Goal:
Can you retype every record below exactly as written?

Dataset items
+++
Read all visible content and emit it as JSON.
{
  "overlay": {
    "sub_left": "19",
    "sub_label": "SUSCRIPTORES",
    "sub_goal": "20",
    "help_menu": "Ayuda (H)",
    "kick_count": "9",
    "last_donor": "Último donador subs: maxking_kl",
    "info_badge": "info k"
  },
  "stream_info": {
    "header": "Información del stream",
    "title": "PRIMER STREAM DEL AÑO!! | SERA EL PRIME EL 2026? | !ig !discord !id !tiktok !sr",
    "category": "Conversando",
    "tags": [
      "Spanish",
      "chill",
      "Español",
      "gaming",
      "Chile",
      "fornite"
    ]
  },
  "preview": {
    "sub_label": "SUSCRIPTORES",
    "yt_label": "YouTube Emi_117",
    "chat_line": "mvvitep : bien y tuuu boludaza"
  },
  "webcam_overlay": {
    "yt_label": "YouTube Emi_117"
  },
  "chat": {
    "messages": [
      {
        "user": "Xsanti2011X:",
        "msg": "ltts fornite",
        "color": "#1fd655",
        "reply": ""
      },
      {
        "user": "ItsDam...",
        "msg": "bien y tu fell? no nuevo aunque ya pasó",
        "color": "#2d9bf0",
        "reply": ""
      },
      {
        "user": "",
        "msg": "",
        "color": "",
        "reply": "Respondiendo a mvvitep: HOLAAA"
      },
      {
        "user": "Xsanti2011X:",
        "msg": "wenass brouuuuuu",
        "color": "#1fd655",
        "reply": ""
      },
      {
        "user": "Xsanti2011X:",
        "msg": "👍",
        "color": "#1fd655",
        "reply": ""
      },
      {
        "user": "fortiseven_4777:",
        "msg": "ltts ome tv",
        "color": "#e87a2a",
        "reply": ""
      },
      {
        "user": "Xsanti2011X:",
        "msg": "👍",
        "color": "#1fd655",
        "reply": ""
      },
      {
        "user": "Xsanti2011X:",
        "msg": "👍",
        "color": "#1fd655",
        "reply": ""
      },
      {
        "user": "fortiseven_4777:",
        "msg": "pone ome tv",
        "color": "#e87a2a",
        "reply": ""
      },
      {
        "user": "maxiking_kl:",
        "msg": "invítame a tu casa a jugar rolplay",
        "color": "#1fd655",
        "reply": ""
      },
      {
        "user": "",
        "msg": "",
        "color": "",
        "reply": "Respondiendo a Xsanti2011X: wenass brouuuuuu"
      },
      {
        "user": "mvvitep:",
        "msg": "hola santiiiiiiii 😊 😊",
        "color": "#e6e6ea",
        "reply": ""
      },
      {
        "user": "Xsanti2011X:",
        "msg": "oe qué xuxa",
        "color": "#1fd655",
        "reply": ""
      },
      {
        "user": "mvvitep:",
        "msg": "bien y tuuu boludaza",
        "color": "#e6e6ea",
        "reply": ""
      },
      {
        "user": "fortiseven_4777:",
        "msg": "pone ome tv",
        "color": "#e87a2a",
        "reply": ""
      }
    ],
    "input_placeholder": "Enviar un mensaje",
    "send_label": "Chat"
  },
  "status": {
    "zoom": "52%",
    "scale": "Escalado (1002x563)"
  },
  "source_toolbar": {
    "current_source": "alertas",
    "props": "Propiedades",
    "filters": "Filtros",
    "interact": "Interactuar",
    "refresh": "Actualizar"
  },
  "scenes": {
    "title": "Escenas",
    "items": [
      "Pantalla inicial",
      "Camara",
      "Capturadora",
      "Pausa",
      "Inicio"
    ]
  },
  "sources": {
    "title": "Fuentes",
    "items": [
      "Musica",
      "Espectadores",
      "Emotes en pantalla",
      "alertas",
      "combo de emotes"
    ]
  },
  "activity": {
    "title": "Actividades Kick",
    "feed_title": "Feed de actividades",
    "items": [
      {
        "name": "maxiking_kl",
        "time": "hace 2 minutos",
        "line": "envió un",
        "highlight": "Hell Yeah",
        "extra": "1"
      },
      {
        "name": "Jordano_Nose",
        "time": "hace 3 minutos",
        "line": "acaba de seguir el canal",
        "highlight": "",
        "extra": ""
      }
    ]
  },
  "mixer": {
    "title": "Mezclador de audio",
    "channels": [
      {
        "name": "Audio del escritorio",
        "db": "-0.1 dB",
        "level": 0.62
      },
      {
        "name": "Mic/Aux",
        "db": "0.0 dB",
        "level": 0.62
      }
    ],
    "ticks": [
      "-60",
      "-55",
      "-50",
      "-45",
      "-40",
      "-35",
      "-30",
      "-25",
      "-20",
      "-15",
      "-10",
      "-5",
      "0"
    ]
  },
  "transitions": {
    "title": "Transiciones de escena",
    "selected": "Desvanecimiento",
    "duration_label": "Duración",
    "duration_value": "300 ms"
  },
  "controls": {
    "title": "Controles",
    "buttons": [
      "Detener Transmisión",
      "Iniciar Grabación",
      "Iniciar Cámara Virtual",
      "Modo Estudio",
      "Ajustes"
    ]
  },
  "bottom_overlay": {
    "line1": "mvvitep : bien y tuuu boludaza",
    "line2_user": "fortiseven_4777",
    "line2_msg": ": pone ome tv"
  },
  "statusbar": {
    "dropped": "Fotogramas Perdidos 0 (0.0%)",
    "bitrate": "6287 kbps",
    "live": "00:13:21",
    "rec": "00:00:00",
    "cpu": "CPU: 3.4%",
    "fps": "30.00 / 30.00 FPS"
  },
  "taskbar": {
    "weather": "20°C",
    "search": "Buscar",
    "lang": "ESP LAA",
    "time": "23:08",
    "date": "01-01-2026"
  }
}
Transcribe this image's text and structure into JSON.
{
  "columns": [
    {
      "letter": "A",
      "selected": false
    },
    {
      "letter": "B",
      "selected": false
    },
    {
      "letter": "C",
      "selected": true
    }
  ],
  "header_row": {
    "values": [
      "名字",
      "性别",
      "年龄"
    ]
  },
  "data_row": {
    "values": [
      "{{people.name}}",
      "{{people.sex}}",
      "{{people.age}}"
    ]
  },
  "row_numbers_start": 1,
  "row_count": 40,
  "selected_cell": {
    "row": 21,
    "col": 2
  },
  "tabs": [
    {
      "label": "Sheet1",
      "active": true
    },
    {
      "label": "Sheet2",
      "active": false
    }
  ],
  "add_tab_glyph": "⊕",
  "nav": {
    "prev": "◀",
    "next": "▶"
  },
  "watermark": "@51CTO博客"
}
+++
Finished exercise:
Read all visible content and emit it as JSON.
{
  "overlay": {
    "sub_left": "19",
    "sub_label": "SUSCRIPTORES",
    "sub_goal": "20",
    "help_menu": "Ayuda (H)",
    "kick_count": "9",
    "last_donor": "Último donador subs: maxking_kl",
    "info_badge": "info k"
  },
  "stream_info": {
    "header": "Información del stream",
    "title": "PRIMER STREAM DEL AÑO!! | SERA EL PRIME EL 2026? | !ig !discord !id !tiktok !sr",
    "category": "Conversando",
    "tags": [
      "Spanish",
      "chill",
      "Español",
      "gaming",
      "Chile",
      "fornite"
    ]
  },
  "preview": {
    "sub_label": "SUSCRIPTORES",
    "yt_label": "YouTube Emi_117",
    "chat_line": "mvvitep : bien y tuuu boludaza"
  },
  "webcam_overlay": {
    "yt_label": "YouTube Emi_117"
  },
  "chat": {
    "messages": [
      {
        "user": "Xsanti2011X:",
        "msg": "ltts fornite",
        "color": "#1fd655",
        "reply": ""
      },
      {
        "user": "ItsDam...",
        "msg": "bien y tu fell? no nuevo aunque ya pasó",
        "color": "#2d9bf0",
        "reply": ""
      },
      {
        "user": "",
        "msg": "",
        "color": "",
        "reply": "Respondiendo a mvvitep: HOLAAA"
      },
      {
        "user": "Xsanti2011X:",
        "msg": "wenass brouuuuuu",
        "color": "#1fd655",
        "reply": ""
      },
      {
        "user": "Xsanti2011X:",
        "msg": "👍",
        "color": "#1fd655",
        "reply": ""
      },
      {
        "user": "fortiseven_4777:",
        "msg": "ltts ome tv",
        "color": "#e87a2a",
        "reply": ""
      },
      {
        "user": "Xsanti2011X:",
        "msg": "👍",
        "color": "#1fd655",
        "reply": ""
      },
      {
        "user": "Xsanti2011X:",
        "msg": "👍",
        "color": "#1fd655",
        "reply": ""
      },
      {
        "user": "fortiseven_4777:",
        "msg": "pone ome tv",
        "color": "#e87a2a",
        "reply": ""
      },
      {
        "user": "maxiking_kl:",
        "msg": "invítame a tu casa a jugar rolplay",
        "color": "#1fd655",
        "reply": ""
      },
      {
        "user": "",
        "msg": "",
        "color": "",
        "reply": "Respondiendo a Xsanti2011X: wenass brouuuuuu"
      },
      {
        "user": "mvvitep:",
        "msg": "hola santiiiiiiii 😊 😊",
        "color": "#e6e6ea",
        "reply": ""
      },
      {
        "user": "Xsanti2011X:",
        "msg": "oe qué xuxa",
        "color": "#1fd655",
        "reply": ""
      },
      {
        "user": "mvvitep:",
        "msg": "bien y tuuu boludaza",
        "color": "#e6e6ea",
        "reply": ""
      },
      {
        "user": "fortiseven_4777:",
        "msg": "pone ome tv",
        "color": "#e87a2a",
        "reply": ""
      }
    ],
    "input_placeholder": "Enviar un mensaje",
    "send_label": "Chat"
  },
  "status": {
    "zoom": "52%",
    "scale": "Escalado (1002x563)"
  },
  "source_toolbar": {
    "current_source": "alertas",
    "props": "Propiedades",
    "filters": "Filtros",
    "interact": "Interactuar",
    "refresh": "Actualizar"
  },
  "scenes": {
    "title": "Escenas",
    "items": [
      "Pantalla inicial",
      "Camara",
      "Capturadora",
      "Pausa",
      "Inicio"
    ]
  },
  "sources": {
    "title": "Fuentes",
    "items": [
      "Musica",
      "Espectadores",
      "Emotes en pantalla",
      "alertas",
      "combo de emotes"
    ]
  },
  "activity": {
    "title": "Actividades Kick",
    "feed_title": "Feed de actividades",
    "items": [
      {
        "name": "maxiking_kl",
        "time": "hace 2 minutos",
        "line": "envió un",
        "highlight": "Hell Yeah",
        "extra": "1"
      },
      {
        "name": "Jordano_Nose",
        "time": "hace 3 minutos",
        "line": "acaba de seguir el canal",
        "highlight": "",
        "extra": ""
      }
    ]
  },
  "mixer": {
    "title": "Mezclador de audio",
    "channels": [
      {
        "name": "Audio del escritorio",
        "db": "-0.1 dB",
        "level": 0.62
      },
      {
        "name": "Mic/Aux",
        "db": "0.0 dB",
        "level": 0.62
      }
    ],
    "ticks": [
      "-60",
      "-55",
      "-50",
      "-45",
      "-40",
      "-35",
      "-30",
      "-25",
      "-20",
      "-15",
      "-10",
      "-5",
      "0"
    ]
  },
  "transitions": {
    "title": "Transiciones de escena",
    "selected": "Desvanecimiento",
    "duration_label": "Duración",
    "duration_value": "300 ms"
  },
  "controls": {
    "title": "Controles",
    "buttons": [
      "Detener Transmisión",
      "Iniciar Grabación",
      "Iniciar Cámara Virtual",
      "Modo Estudio",
      "Ajustes"
    ]
  },
  "bottom_overlay": {
    "line1": "mvvitep : bien y tuuu boludaza",
    "line2_user": "fortiseven_4777",
    "line2_msg": ": pone ome tv"
  },
  "statusbar": {
    "dropped": "Fotogramas Perdidos 0 (0.0%)",
    "bitrate": "6287 kbps",
    "live": "00:13:21",
    "rec": "00:00:00",
    "cpu": "CPU: 3.4%",
    "fps": "30.00 / 30.00 FPS"
  },
  "taskbar": {
    "weather": "20°C",
    "search": "Buscar",
    "lang": "ESP LAA",
    "time": "23:08",
    "date": "01-01-2026"
  }
}
Transcribe this image's text and structure into JSON.
{
  "columns": [
    {
      "letter": "A",
      "selected": false
    },
    {
      "letter": "B",
      "selected": false
    },
    {
      "letter": "C",
      "selected": true
    }
  ],
  "header_row": {
    "values": [
      "名字",
      "性别",
      "年龄"
    ]
  },
  "data_row": {
    "values": [
      "{{people.name}}",
      "{{people.sex}}",
      "{{people.age}}"
    ]
  },
  "row_numbers_start": 1,
  "row_count": 40,
  "selected_cell": {
    "row": 21,
    "col": 2
  },
  "tabs": [
    {
      "label": "Sheet1",
      "active": true
    },
    {
      "label": "Sheet2",
      "active": false
    }
  ],
  "add_tab_glyph": "⊕",
  "nav": {
    "prev": "◀",
    "next": "▶"
  },
  "watermark": "@51CTO博客"
}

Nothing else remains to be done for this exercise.